▶ _Work instructions_: Can you convert the records, from the very first line up to and including the line with "Bar <box>542 881 839 1002</box>", into a JSON list of strings with one string per line and blank lines left out, using only those lines?

==== Entries

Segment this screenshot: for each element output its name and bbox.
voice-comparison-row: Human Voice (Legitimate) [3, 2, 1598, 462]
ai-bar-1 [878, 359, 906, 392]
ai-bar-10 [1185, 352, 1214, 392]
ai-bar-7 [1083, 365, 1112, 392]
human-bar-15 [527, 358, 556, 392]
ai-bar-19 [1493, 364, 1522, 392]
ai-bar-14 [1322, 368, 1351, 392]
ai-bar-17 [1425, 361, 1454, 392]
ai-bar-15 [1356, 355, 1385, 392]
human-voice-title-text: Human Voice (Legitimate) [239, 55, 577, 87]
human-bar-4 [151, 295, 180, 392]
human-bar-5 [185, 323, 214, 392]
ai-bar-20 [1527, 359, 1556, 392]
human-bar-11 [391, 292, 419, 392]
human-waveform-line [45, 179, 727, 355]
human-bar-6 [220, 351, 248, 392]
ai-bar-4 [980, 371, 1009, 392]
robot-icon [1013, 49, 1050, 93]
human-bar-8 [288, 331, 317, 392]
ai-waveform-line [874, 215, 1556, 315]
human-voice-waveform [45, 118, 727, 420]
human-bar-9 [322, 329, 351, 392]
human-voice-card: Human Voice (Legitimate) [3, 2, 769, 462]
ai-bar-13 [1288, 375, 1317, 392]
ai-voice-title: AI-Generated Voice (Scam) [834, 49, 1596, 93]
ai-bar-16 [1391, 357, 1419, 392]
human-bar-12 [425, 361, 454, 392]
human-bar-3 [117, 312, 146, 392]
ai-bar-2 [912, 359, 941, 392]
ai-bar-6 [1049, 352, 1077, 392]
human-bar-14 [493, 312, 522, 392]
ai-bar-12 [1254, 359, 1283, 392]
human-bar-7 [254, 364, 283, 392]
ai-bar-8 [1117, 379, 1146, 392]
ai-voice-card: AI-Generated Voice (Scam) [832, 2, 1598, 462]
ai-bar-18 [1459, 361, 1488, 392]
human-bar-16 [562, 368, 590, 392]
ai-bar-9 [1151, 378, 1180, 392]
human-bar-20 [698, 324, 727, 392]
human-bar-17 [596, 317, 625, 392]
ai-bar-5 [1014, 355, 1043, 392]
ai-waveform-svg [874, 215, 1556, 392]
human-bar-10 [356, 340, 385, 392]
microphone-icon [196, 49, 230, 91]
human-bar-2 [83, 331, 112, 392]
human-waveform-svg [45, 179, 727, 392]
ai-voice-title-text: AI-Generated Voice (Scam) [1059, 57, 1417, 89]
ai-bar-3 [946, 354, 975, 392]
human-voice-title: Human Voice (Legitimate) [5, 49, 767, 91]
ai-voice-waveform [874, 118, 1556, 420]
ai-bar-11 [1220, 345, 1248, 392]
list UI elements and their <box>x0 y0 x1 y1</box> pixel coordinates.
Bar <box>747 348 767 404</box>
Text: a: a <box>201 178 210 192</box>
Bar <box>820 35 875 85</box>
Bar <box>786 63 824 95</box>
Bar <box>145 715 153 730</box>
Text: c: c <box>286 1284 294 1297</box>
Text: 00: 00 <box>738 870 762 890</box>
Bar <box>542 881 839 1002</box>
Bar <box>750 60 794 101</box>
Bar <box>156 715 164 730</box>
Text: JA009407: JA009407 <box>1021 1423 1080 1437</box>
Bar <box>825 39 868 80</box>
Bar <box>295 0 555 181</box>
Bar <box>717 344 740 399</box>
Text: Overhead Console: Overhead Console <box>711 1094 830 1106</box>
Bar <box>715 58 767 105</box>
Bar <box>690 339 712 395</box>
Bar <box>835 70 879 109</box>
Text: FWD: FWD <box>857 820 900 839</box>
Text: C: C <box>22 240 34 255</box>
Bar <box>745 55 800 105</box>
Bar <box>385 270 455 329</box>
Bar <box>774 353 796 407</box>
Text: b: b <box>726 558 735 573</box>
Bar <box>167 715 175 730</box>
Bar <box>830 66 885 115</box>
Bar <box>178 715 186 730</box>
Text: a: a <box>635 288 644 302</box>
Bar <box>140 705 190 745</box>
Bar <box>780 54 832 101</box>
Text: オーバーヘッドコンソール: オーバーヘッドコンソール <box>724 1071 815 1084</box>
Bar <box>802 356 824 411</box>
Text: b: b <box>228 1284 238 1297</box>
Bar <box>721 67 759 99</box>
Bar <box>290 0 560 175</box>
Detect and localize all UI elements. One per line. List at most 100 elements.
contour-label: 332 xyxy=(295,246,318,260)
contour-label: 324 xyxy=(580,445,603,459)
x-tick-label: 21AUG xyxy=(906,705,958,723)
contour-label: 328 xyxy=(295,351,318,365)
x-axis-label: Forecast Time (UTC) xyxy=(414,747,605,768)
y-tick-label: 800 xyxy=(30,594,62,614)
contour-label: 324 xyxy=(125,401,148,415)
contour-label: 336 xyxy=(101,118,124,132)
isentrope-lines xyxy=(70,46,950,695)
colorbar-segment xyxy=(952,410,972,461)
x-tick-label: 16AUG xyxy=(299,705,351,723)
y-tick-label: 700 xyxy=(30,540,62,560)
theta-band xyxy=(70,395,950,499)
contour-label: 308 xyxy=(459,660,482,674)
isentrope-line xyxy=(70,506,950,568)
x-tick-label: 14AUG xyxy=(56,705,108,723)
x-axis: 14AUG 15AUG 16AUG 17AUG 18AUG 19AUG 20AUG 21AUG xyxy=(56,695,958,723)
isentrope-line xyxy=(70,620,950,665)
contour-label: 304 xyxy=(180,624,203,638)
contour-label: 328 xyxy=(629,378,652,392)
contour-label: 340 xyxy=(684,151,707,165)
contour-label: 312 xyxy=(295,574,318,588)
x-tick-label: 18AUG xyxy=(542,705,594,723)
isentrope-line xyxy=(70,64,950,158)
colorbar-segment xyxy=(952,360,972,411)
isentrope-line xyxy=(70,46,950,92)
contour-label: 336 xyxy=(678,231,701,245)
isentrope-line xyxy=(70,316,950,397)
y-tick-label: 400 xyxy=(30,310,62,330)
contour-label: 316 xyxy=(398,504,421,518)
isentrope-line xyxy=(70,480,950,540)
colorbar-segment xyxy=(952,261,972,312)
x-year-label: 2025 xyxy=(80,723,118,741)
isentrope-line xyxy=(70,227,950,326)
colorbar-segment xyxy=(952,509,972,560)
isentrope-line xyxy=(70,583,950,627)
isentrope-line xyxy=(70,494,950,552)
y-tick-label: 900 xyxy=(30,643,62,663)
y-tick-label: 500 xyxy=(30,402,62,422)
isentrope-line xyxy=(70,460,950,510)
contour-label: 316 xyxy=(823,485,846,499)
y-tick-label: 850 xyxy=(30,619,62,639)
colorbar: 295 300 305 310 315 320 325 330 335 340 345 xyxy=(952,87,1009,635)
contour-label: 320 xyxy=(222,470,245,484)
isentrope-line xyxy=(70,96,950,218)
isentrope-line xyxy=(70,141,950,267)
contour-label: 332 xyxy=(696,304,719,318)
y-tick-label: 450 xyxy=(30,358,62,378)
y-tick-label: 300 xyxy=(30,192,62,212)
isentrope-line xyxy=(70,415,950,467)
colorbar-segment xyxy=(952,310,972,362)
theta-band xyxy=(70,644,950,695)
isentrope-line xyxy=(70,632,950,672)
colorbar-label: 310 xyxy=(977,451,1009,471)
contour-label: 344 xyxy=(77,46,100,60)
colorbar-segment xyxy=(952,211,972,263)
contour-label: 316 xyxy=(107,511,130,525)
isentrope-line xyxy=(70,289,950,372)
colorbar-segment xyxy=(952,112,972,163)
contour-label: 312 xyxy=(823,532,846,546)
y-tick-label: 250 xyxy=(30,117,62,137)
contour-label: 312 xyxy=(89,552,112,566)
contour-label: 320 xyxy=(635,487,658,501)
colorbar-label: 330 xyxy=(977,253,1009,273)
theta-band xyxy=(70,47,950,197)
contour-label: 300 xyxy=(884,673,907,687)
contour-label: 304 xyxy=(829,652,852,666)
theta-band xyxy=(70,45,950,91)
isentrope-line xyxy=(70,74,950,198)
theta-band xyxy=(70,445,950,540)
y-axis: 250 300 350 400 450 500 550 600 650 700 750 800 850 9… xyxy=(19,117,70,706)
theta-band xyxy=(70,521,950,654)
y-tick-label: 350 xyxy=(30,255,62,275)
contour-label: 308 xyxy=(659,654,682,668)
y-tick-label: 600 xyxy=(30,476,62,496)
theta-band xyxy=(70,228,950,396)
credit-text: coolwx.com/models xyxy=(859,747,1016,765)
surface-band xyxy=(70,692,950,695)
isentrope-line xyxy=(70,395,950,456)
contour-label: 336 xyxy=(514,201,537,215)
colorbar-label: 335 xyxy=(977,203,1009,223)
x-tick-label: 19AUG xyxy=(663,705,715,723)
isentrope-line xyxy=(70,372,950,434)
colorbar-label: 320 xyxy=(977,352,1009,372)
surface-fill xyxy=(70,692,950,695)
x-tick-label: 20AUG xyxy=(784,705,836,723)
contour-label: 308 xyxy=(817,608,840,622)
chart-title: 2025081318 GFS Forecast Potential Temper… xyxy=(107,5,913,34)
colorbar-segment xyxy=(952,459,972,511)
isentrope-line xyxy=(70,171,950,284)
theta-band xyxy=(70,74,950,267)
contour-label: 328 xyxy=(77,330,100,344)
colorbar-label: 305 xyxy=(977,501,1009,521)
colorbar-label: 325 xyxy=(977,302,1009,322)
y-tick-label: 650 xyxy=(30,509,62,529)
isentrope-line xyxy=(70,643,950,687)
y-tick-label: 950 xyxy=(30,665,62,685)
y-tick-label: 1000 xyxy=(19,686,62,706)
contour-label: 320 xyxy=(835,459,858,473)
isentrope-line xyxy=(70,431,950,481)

========

▶ _Task response_:
[
  "Segment this screenshot: for each element output its name and bbox.",
  "voice-comparison-row: Human Voice (Legitimate) [3, 2, 1598, 462]",
  "ai-bar-1 [878, 359, 906, 392]",
  "ai-bar-10 [1185, 352, 1214, 392]",
  "ai-bar-7 [1083, 365, 1112, 392]",
  "human-bar-15 [527, 358, 556, 392]",
  "ai-bar-19 [1493, 364, 1522, 392]",
  "ai-bar-14 [1322, 368, 1351, 392]",
  "ai-bar-17 [1425, 361, 1454, 392]",
  "ai-bar-15 [1356, 355, 1385, 392]",
  "human-voice-title-text: Human Voice (Legitimate) [239, 55, 577, 87]",
  "human-bar-4 [151, 295, 180, 392]",
  "human-bar-5 [185, 323, 214, 392]",
  "ai-bar-20 [1527, 359, 1556, 392]",
  "human-bar-11 [391, 292, 419, 392]",
  "human-waveform-line [45, 179, 727, 355]",
  "human-bar-6 [220, 351, 248, 392]",
  "ai-bar-4 [980, 371, 1009, 392]",
  "robot-icon [1013, 49, 1050, 93]",
  "human-bar-8 [288, 331, 317, 392]",
  "ai-waveform-line [874, 215, 1556, 315]",
  "human-voice-waveform [45, 118, 727, 420]",
  "human-bar-9 [322, 329, 351, 392]",
  "human-voice-card: Human Voice (Legitimate) [3, 2, 769, 462]",
  "ai-bar-13 [1288, 375, 1317, 392]",
  "ai-voice-title: AI-Generated Voice (Scam) [834, 49, 1596, 93]",
  "ai-bar-16 [1391, 357, 1419, 392]",
  "human-bar-12 [425, 361, 454, 392]",
  "human-bar-3 [117, 312, 146, 392]",
  "ai-bar-2 [912, 359, 941, 392]",
  "ai-bar-6 [1049, 352, 1077, 392]",
  "human-bar-14 [493, 312, 522, 392]",
  "ai-bar-12 [1254, 359, 1283, 392]",
  "human-bar-7 [254, 364, 283, 392]",
  "ai-bar-8 [1117, 379, 1146, 392]",
  "ai-voice-card: AI-Generated Voice (Scam) [832, 2, 1598, 462]",
  "ai-bar-18 [1459, 361, 1488, 392]",
  "human-bar-16 [562, 368, 590, 392]",
  "ai-bar-9 [1151, 378, 1180, 392]",
  "human-bar-20 [698, 324, 727, 392]",
  "human-bar-17 [596, 317, 625, 392]",
  "ai-bar-5 [1014, 355, 1043, 392]",
  "ai-waveform-svg [874, 215, 1556, 392]",
  "human-bar-10 [356, 340, 385, 392]",
  "microphone-icon [196, 49, 230, 91]",
  "human-bar-2 [83, 331, 112, 392]",
  "human-waveform-svg [45, 179, 727, 392]",
  "ai-voice-title-text: AI-Generated Voice (Scam) [1059, 57, 1417, 89]",
  "ai-bar-3 [946, 354, 975, 392]",
  "human-voice-title: Human Voice (Legitimate) [5, 49, 767, 91]",
  "ai-voice-waveform [874, 118, 1556, 420]",
  "ai-bar-11 [1220, 345, 1248, 392]",
  "list UI elements and their <box>x0 y0 x1 y1</box> pixel coordinates.",
  "Bar <box>747 348 767 404</box>",
  "Text: a: a <box>201 178 210 192</box>",
  "Bar <box>820 35 875 85</box>",
  "Bar <box>786 63 824 95</box>",
  "Bar <box>145 715 153 730</box>",
  "Text: c: c <box>286 1284 294 1297</box>",
  "Text: 00: 00 <box>738 870 762 890</box>",
  "Bar <box>542 881 839 1002</box>"
]